■ Work to be completed ■
Can you find the lines of the listing that include "Побединское" and copy every one?

■ Given data ■

►

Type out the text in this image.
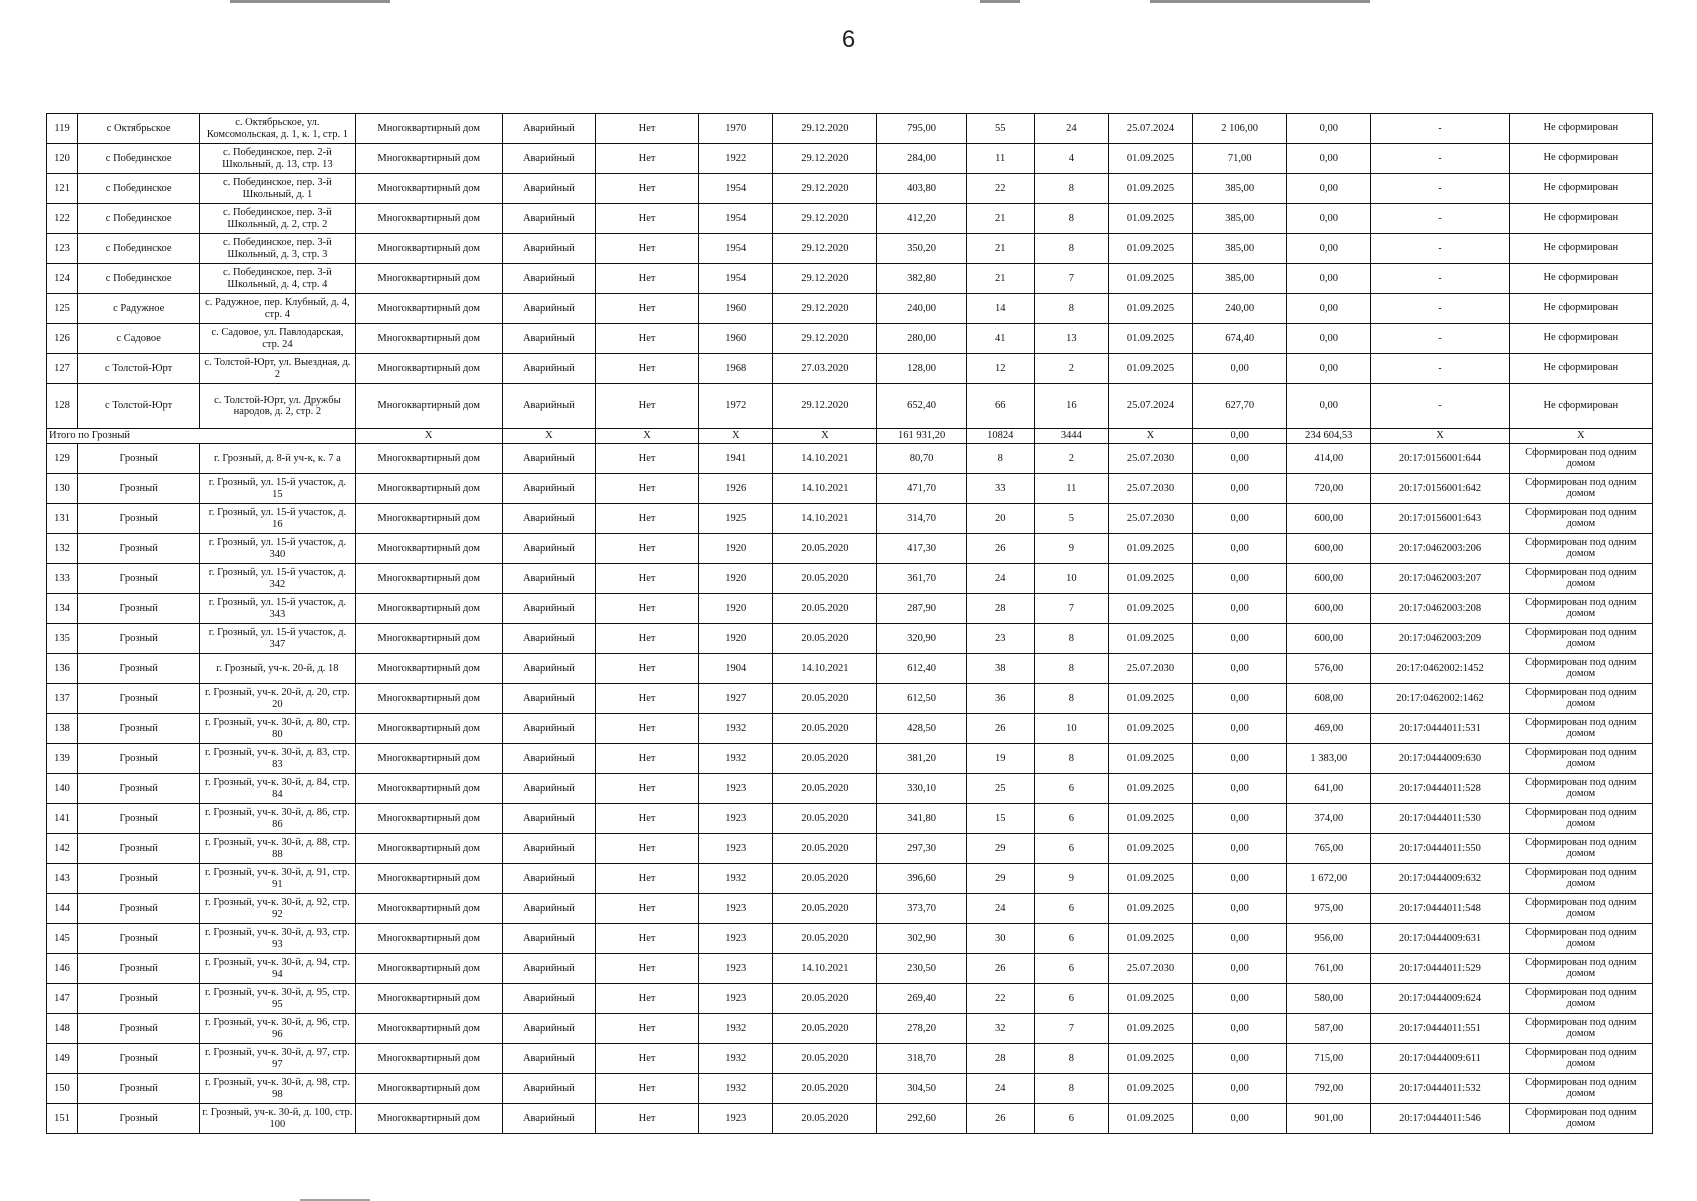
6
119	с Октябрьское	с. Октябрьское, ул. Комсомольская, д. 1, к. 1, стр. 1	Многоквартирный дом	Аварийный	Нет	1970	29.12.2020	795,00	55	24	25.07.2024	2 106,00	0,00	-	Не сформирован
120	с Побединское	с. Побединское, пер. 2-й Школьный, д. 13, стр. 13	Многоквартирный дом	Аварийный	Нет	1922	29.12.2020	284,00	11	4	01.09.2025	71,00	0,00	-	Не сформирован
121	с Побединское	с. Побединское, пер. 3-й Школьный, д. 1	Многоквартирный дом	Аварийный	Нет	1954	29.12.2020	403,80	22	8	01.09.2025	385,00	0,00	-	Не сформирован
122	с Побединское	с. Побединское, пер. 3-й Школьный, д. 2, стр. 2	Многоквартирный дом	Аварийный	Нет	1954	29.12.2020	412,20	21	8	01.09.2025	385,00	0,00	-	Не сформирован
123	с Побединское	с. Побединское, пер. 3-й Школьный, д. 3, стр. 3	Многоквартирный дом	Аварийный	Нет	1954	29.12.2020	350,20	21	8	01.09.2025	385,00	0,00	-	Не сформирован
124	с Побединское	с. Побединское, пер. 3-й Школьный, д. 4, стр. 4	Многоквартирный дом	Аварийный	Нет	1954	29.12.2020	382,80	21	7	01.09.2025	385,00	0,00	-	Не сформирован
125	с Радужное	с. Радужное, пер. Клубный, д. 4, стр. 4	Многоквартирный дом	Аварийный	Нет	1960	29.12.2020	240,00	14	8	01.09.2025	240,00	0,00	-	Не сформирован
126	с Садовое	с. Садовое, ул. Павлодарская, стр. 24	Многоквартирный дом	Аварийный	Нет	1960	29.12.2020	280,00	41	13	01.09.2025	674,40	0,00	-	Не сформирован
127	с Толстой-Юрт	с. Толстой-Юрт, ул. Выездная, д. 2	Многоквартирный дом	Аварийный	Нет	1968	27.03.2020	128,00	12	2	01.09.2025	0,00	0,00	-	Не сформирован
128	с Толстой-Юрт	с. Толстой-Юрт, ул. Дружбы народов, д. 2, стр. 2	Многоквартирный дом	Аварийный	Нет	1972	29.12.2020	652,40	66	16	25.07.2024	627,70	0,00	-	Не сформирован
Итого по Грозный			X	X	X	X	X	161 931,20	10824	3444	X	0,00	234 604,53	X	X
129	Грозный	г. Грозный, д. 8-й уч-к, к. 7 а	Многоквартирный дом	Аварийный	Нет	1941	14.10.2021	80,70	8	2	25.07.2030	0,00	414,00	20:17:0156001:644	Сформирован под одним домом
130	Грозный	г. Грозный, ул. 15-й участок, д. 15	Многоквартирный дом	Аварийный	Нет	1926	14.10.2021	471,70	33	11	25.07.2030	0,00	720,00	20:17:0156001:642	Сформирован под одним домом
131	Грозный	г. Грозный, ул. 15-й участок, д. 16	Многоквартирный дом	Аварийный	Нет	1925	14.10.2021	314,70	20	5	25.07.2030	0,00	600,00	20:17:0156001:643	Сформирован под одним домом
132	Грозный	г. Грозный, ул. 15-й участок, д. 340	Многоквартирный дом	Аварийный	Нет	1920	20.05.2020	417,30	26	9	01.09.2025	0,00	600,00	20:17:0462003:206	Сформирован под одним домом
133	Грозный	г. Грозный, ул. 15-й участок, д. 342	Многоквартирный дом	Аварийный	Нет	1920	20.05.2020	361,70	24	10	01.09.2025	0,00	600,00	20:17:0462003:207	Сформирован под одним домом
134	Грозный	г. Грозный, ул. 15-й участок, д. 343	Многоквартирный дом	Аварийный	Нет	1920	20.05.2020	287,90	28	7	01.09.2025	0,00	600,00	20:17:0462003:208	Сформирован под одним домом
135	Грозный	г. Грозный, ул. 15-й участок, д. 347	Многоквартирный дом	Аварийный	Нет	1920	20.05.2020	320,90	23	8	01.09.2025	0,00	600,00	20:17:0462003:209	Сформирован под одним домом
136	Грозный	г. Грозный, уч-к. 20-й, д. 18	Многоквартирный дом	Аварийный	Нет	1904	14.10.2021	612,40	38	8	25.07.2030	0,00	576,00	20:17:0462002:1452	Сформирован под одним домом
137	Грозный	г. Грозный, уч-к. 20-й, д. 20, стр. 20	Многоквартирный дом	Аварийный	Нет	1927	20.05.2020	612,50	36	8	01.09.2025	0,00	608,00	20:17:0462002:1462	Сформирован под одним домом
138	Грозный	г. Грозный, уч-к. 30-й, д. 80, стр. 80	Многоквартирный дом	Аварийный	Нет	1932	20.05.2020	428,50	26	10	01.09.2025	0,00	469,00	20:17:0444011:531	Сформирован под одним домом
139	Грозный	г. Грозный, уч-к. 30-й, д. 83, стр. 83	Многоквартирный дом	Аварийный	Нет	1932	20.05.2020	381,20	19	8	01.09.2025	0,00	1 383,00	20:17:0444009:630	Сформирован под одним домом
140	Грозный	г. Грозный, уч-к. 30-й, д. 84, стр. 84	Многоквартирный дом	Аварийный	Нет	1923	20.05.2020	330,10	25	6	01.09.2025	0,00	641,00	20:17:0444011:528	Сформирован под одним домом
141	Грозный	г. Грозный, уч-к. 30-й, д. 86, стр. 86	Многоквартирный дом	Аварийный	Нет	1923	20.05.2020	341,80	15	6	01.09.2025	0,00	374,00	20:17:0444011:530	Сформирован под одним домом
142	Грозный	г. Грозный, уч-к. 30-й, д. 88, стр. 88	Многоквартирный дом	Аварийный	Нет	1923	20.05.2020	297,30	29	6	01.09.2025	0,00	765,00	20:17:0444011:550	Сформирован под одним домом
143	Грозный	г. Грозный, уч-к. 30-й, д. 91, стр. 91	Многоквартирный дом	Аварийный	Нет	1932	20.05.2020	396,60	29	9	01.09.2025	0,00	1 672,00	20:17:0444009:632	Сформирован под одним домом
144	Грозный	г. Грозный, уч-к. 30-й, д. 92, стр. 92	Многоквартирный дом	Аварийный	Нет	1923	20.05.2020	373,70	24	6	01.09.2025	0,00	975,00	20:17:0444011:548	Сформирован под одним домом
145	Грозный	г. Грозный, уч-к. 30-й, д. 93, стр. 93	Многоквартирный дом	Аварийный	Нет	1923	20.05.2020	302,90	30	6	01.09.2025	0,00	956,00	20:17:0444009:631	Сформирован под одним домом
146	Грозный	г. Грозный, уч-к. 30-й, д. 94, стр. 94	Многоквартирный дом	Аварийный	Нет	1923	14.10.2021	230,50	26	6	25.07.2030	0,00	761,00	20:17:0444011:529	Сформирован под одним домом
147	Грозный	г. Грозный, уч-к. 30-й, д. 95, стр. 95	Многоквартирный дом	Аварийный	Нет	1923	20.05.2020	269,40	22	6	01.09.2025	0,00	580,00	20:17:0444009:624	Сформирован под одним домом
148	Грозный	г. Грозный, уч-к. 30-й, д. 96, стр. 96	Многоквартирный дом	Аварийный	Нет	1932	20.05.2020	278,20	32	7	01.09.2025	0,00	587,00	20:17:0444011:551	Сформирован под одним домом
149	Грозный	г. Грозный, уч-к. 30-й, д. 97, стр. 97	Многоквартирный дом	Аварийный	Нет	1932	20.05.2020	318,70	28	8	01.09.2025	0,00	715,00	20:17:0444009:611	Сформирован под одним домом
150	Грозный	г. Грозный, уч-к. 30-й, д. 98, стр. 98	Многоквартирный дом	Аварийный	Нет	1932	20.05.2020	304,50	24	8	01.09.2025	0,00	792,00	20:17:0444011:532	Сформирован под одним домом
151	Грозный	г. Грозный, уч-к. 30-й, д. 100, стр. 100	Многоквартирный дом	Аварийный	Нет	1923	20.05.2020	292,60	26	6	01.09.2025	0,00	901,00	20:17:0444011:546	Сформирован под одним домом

◄

■ Solution below ■
120	с Побединское	с. Побединское, пер. 2-й Школьный, д. 13, стр. 13	Многоквартирный дом	Аварийный	Нет	1922	29.12.2020	284,00	11	4	01.09.2025	71,00	0,00	-	Не сформирован
121	с Побединское	с. Побединское, пер. 3-й Школьный, д. 1	Многоквартирный дом	Аварийный	Нет	1954	29.12.2020	403,80	22	8	01.09.2025	385,00	0,00	-	Не сформирован
122	с Побединское	с. Побединское, пер. 3-й Школьный, д. 2, стр. 2	Многоквартирный дом	Аварийный	Нет	1954	29.12.2020	412,20	21	8	01.09.2025	385,00	0,00	-	Не сформирован
123	с Побединское	с. Побединское, пер. 3-й Школьный, д. 3, стр. 3	Многоквартирный дом	Аварийный	Нет	1954	29.12.2020	350,20	21	8	01.09.2025	385,00	0,00	-	Не сформирован
124	с Побединское	с. Побединское, пер. 3-й Школьный, д. 4, стр. 4	Многоквартирный дом	Аварийный	Нет	1954	29.12.2020	382,80	21	7	01.09.2025	385,00	0,00	-	Не сформирован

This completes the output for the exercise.